_EXERCISE DESCRIPTION_: Copy out the data exactly, leaving the pictures behind.

============================================================

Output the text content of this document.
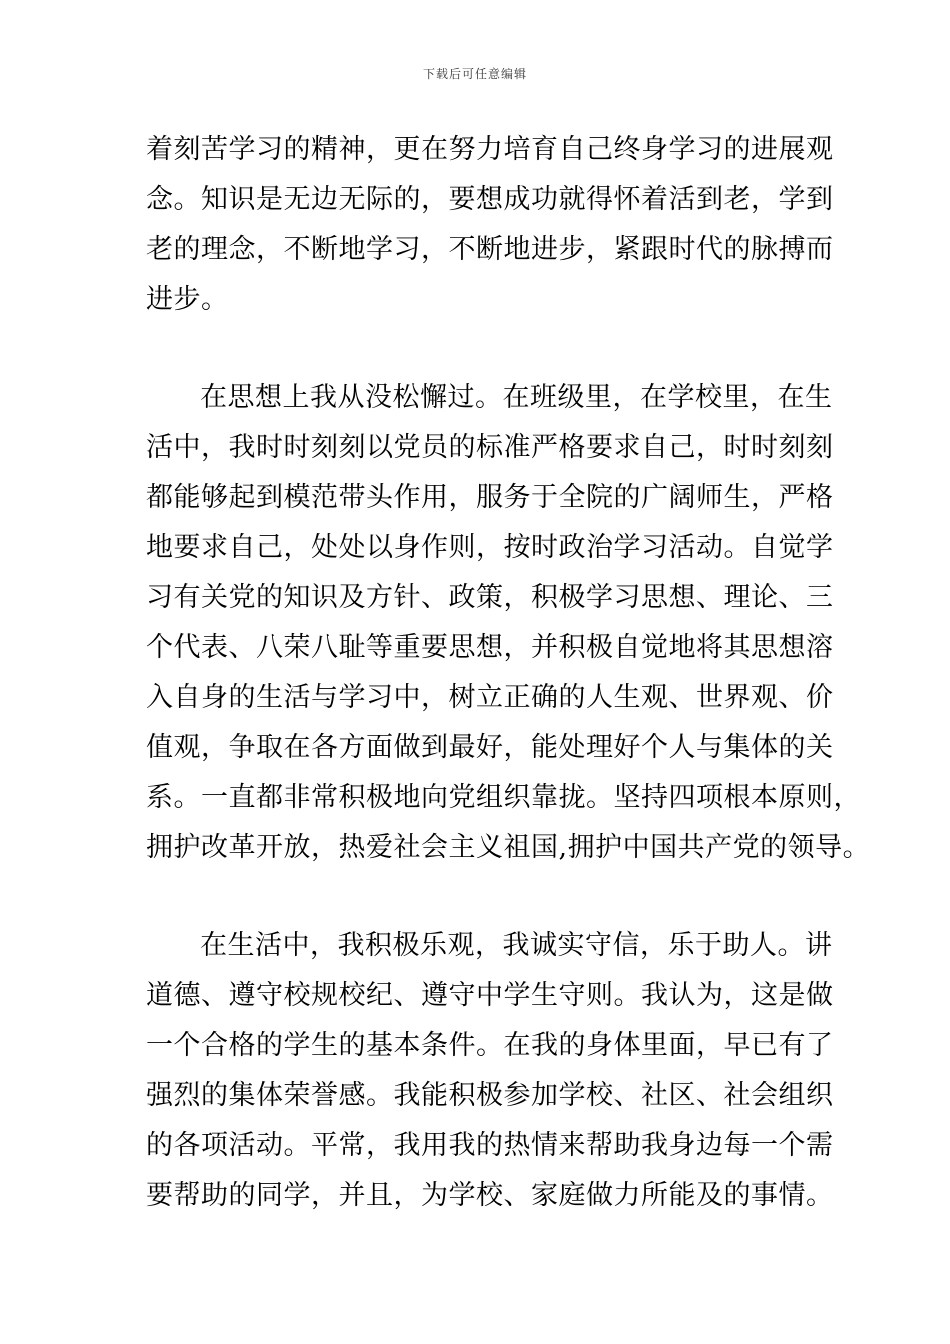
下载后可任意编辑
着刻苦学习的精神，更在努力培育自己终身学习的进展观
念。知识是无边无际的，要想成功就得怀着活到老，学到
老的理念，不断地学习，不断地进步，紧跟时代的脉搏而
进步。
在思想上我从没松懈过。在班级里，在学校里，在生
活中，我时时刻刻以党员的标准严格要求自己，时时刻刻
都能够起到模范带头作用，服务于全院的广阔师生，严格
地要求自己，处处以身作则，按时政治学习活动。自觉学
习有关党的知识及方针、政策，积极学习思想、理论、三
个代表、八荣八耻等重要思想，并积极自觉地将其思想溶
入自身的生活与学习中，树立正确的人生观、世界观、价
值观，争取在各方面做到最好，能处理好个人与集体的关
系。一直都非常积极地向党组织靠拢。坚持四项根本原则，
拥护改革开放，热爱社会主义祖国,拥护中国共产党的领导。
在生活中，我积极乐观，我诚实守信，乐于助人。讲
道德、遵守校规校纪、遵守中学生守则。我认为，这是做
一个合格的学生的基本条件。在我的身体里面，早已有了
强烈的集体荣誉感。我能积极参加学校、社区、社会组织
的各项活动。平常，我用我的热情来帮助我身边每一个需
要帮助的同学，并且，为学校、家庭做力所能及的事情。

============================================================

_REPLY_:
Output the text content of this document.
下载后可任意编辑
着刻苦学习的精神，更在努力培育自己终身学习的进展观
念。知识是无边无际的，要想成功就得怀着活到老，学到
老的理念，不断地学习，不断地进步，紧跟时代的脉搏而
进步。
在思想上我从没松懈过。在班级里，在学校里，在生
活中，我时时刻刻以党员的标准严格要求自己，时时刻刻
都能够起到模范带头作用，服务于全院的广阔师生，严格
地要求自己，处处以身作则，按时政治学习活动。自觉学
习有关党的知识及方针、政策，积极学习思想、理论、三
个代表、八荣八耻等重要思想，并积极自觉地将其思想溶
入自身的生活与学习中，树立正确的人生观、世界观、价
值观，争取在各方面做到最好，能处理好个人与集体的关
系。一直都非常积极地向党组织靠拢。坚持四项根本原则，
拥护改革开放，热爱社会主义祖国,拥护中国共产党的领导。
在生活中，我积极乐观，我诚实守信，乐于助人。讲
道德、遵守校规校纪、遵守中学生守则。我认为，这是做
一个合格的学生的基本条件。在我的身体里面，早已有了
强烈的集体荣誉感。我能积极参加学校、社区、社会组织
的各项活动。平常，我用我的热情来帮助我身边每一个需
要帮助的同学，并且，为学校、家庭做力所能及的事情。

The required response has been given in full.